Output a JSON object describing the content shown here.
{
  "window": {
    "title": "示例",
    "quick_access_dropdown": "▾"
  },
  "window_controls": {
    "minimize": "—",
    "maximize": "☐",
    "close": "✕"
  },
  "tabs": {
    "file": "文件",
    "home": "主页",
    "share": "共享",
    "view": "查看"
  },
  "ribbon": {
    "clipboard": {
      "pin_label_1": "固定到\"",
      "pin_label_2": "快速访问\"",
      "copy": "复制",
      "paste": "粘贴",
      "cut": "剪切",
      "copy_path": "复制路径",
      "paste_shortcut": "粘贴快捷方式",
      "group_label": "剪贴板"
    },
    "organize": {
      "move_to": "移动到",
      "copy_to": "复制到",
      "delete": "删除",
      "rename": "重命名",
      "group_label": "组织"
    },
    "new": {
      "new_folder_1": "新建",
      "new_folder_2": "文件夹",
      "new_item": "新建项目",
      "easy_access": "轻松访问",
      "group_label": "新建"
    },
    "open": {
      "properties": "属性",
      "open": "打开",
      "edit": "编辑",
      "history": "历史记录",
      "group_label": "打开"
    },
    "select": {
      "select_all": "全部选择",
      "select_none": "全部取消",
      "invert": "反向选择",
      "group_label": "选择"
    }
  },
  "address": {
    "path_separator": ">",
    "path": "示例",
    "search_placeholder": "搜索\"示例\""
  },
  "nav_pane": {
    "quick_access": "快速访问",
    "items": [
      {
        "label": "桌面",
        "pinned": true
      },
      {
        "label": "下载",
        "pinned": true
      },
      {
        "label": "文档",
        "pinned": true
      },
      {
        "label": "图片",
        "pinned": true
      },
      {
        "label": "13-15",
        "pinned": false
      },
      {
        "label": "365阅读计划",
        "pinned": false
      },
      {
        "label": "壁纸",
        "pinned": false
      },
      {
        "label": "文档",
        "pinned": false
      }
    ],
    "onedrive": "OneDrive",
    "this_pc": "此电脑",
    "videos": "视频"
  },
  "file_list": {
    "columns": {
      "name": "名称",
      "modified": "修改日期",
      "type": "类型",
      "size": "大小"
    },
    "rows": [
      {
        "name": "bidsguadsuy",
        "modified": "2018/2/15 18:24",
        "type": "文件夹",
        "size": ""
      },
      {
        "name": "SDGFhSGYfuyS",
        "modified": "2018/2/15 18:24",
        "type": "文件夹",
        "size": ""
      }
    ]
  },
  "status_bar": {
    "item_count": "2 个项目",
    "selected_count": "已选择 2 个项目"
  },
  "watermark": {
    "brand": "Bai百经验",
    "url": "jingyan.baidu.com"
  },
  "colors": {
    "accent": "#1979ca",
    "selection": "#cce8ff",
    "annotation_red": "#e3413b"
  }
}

☆ ☆ ☆ ☆ ☆

What you will do
Reproduce the entries above exactly.

Expected answer
Output a JSON object describing the content shown here.
{
  "window": {
    "title": "示例",
    "quick_access_dropdown": "▾"
  },
  "window_controls": {
    "minimize": "—",
    "maximize": "☐",
    "close": "✕"
  },
  "tabs": {
    "file": "文件",
    "home": "主页",
    "share": "共享",
    "view": "查看"
  },
  "ribbon": {
    "clipboard": {
      "pin_label_1": "固定到\"",
      "pin_label_2": "快速访问\"",
      "copy": "复制",
      "paste": "粘贴",
      "cut": "剪切",
      "copy_path": "复制路径",
      "paste_shortcut": "粘贴快捷方式",
      "group_label": "剪贴板"
    },
    "organize": {
      "move_to": "移动到",
      "copy_to": "复制到",
      "delete": "删除",
      "rename": "重命名",
      "group_label": "组织"
    },
    "new": {
      "new_folder_1": "新建",
      "new_folder_2": "文件夹",
      "new_item": "新建项目",
      "easy_access": "轻松访问",
      "group_label": "新建"
    },
    "open": {
      "properties": "属性",
      "open": "打开",
      "edit": "编辑",
      "history": "历史记录",
      "group_label": "打开"
    },
    "select": {
      "select_all": "全部选择",
      "select_none": "全部取消",
      "invert": "反向选择",
      "group_label": "选择"
    }
  },
  "address": {
    "path_separator": ">",
    "path": "示例",
    "search_placeholder": "搜索\"示例\""
  },
  "nav_pane": {
    "quick_access": "快速访问",
    "items": [
      {
        "label": "桌面",
        "pinned": true
      },
      {
        "label": "下载",
        "pinned": true
      },
      {
        "label": "文档",
        "pinned": true
      },
      {
        "label": "图片",
        "pinned": true
      },
      {
        "label": "13-15",
        "pinned": false
      },
      {
        "label": "365阅读计划",
        "pinned": false
      },
      {
        "label": "壁纸",
        "pinned": false
      },
      {
        "label": "文档",
        "pinned": false
      }
    ],
    "onedrive": "OneDrive",
    "this_pc": "此电脑",
    "videos": "视频"
  },
  "file_list": {
    "columns": {
      "name": "名称",
      "modified": "修改日期",
      "type": "类型",
      "size": "大小"
    },
    "rows": [
      {
        "name": "bidsguadsuy",
        "modified": "2018/2/15 18:24",
        "type": "文件夹",
        "size": ""
      },
      {
        "name": "SDGFhSGYfuyS",
        "modified": "2018/2/15 18:24",
        "type": "文件夹",
        "size": ""
      }
    ]
  },
  "status_bar": {
    "item_count": "2 个项目",
    "selected_count": "已选择 2 个项目"
  },
  "watermark": {
    "brand": "Bai百经验",
    "url": "jingyan.baidu.com"
  },
  "colors": {
    "accent": "#1979ca",
    "selection": "#cce8ff",
    "annotation_red": "#e3413b"
  }
}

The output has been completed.